■ **原文摘录**:
上一节详细分析了安全组在ACK集群通信的时候会涉及的场景,最后的结论是,配置ACK集群的安全组,只需考虑两种情况,一种是Pod之间跨节点通信,一种是集群和外网互访。
ACK集群在创建的时候,默认添加了Pod网段放行入规则,与此同时,保持出规则对所有地址全开放。这使得Pod之间互访没有问题,同时Pod或节点可以随意访问集群以外的网络。
而在默认规则的基础上对集群安全组的配置管理,其实就是在不影响集群功能的情况下,收紧Pod或节点访问外网的能力,和放松集群以外网络对集群的访问限制。
下面我们分三个常见的场景来进一步分析,怎么样在默认规则的基础上进一步管理集群的安全组规则。第一个场景是限制集群访问外网,第二个场景是IDC与集群互访,第三个场景是使用新的安全组管理部分节点。
这是非常常见的一个场景。为了在限制集群访问外网的同时不影响集群本身的功能,配置需要满足三个条件。
(1)不能限制出方向Pod网段。
(2)不能限制集群访问阿里云云服务的内网地址段100.64.0.0/10。
(3)不能限制集群访问一部分阿里云云服务的公网地址。
其中第一条显而易见,第二条是为了确保集群可以通过内网访问DNS或者OSS这类服务,第三条是因为集群在实现部分功能的时候,会通过公网地址访问云服务。
对于IDC与集群互访这种场景,假设IDC和集群VPC之间已经通过底层的网络产品打通,IDC内部机器和集群节点或者Pod之间,可以通过地址找到对方。那么在这种情况下,只需要在确保出方向规则放行IDC机器网段的情况下,对入规则配置放行IDC机器地址段即可。
某些时候,用户需要新增加一些安全组来管理集群节点。比较典型的用法包括把集群节点同时加入到多个安全组里,以及把集群节点分配给多个安全组管理。
如果把节点加入到多个安全组里,那么这些安全组会依据优先级,从高到低依次匹配规则,这会给配置管理增加复杂度。而把节点分配给多个安全组管理,则会出现脑裂(partition)问题,需要通过安全组之间授权或者增加规则的方式,确保集群节点之间互通。

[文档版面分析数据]
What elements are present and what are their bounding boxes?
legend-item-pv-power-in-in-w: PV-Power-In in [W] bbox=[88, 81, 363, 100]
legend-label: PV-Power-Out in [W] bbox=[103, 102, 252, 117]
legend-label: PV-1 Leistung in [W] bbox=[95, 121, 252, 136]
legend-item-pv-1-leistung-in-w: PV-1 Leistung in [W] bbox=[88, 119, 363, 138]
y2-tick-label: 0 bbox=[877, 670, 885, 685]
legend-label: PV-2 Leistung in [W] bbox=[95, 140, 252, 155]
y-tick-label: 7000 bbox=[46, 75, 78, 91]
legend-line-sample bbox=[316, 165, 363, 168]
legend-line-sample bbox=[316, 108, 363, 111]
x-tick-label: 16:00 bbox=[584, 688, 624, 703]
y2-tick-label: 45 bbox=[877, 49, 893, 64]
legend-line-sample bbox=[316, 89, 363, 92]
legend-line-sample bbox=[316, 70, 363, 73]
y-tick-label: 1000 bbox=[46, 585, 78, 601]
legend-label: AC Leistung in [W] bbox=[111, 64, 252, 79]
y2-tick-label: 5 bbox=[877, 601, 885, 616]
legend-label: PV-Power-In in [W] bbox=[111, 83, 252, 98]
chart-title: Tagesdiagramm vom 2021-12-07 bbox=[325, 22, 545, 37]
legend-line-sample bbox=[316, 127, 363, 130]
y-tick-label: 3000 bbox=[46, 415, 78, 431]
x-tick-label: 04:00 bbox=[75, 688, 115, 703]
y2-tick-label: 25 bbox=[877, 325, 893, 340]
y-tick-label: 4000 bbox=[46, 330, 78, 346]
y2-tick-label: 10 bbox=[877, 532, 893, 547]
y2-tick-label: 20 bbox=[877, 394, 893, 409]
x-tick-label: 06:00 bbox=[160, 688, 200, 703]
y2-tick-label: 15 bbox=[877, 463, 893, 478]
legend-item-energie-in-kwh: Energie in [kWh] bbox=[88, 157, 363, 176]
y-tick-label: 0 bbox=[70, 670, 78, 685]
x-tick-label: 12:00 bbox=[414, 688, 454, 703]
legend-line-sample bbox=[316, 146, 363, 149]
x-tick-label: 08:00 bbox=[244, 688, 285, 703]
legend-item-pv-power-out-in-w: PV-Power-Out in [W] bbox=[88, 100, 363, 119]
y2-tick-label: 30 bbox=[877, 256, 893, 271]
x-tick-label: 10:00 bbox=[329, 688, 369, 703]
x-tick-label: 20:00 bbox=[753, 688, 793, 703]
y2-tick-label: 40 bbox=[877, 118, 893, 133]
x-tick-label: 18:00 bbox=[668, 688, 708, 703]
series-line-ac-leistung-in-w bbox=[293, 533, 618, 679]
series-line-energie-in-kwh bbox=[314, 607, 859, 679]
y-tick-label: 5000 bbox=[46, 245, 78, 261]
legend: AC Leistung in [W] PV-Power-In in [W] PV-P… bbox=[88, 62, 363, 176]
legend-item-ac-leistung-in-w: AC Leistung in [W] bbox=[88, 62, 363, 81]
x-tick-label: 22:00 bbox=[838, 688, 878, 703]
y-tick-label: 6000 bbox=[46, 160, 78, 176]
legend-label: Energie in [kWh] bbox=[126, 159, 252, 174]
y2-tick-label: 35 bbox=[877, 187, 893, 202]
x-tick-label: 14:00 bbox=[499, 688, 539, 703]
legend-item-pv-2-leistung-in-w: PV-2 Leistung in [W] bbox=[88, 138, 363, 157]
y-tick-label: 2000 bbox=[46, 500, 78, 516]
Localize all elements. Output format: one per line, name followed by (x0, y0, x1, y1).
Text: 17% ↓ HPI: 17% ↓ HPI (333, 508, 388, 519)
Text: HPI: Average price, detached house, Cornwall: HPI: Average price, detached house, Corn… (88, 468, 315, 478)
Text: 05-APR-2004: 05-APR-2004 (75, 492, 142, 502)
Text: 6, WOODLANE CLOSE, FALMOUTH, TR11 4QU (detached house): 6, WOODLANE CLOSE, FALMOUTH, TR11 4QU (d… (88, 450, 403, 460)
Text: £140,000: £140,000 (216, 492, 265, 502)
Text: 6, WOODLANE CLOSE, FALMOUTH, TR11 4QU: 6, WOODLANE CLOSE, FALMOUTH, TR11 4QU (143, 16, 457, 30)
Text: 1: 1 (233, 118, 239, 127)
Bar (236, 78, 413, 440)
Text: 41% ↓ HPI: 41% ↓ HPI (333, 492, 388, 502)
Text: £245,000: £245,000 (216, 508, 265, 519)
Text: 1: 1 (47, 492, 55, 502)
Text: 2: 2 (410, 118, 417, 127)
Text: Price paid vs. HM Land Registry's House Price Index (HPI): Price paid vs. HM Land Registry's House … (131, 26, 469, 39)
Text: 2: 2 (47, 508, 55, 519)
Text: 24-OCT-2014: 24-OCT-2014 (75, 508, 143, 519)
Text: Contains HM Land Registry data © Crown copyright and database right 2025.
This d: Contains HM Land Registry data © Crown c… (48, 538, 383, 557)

■ **你的任务**:
**a.** 请将原文中从“ACK集群在创建的时候,默认”起，一直到“群以外网络对集群的访问限制。”为止的全部内容逐字照抄。
**b.** 把原文中以“如果把节点加入到多个安全组里”开头的段落改写成要点列表，保留其主要事实。
只依据原文作答。

■ **各题答案**:
**a.**
ACK集群在创建的时候,默认添加了Pod网段放行入规则,与此同时,保持出规则对所有地址全开放。这使得Pod之间互访没有问题,同时Pod或节点可以随意访问集群以外的网络。
而在默认规则的基础上对集群安全组的配置管理,其实就是在不影响集群功能的情况下,收紧Pod或节点访问外网的能力,和放松集群以外网络对集群的访问限制。

**b.**
- 节点加入多个安全组时，这些安全组按优先级从高到低依次匹配规则，给配置管理增加复杂度。
- 节点分配给多个安全组管理时，会出现脑裂（partition）问题。
- 需通过安全组之间授权或增加规则，确保集群节点之间互通。